§ **TASK PROMPT**:
Take every line from the listing below that includes "nhân" and copy it.

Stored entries
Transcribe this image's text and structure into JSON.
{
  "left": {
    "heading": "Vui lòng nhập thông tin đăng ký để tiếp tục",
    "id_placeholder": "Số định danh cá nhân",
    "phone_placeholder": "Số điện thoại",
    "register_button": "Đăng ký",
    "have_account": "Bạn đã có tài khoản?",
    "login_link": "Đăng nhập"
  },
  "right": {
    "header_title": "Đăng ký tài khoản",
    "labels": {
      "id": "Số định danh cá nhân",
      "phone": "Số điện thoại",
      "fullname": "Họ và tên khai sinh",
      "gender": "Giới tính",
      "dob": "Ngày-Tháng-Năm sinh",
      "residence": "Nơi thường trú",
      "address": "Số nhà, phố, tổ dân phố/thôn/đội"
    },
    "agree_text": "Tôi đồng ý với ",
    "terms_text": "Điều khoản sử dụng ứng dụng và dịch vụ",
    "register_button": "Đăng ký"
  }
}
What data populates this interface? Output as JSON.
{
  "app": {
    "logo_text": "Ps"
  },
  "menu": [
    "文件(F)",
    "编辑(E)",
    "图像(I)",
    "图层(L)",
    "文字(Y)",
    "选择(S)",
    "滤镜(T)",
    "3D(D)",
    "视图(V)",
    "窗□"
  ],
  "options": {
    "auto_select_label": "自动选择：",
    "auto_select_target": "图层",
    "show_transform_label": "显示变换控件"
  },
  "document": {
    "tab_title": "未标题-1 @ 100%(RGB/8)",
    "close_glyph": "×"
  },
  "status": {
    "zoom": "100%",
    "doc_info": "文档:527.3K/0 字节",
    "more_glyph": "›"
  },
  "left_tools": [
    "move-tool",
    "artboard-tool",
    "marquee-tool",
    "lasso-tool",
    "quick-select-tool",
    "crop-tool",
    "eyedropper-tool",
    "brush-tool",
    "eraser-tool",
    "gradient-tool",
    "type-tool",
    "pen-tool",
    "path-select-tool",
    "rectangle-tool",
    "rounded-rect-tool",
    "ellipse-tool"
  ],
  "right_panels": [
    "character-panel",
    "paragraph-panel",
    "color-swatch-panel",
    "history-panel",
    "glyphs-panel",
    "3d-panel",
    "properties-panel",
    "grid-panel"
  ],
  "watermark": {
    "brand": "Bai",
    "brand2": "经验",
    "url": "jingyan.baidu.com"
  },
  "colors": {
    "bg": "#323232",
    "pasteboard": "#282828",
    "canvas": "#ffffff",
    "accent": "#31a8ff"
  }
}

§ **RESPONSE TO THE EXERCISE**:
    "id_placeholder": "Số định danh cá nhân",
      "id": "Số định danh cá nhân",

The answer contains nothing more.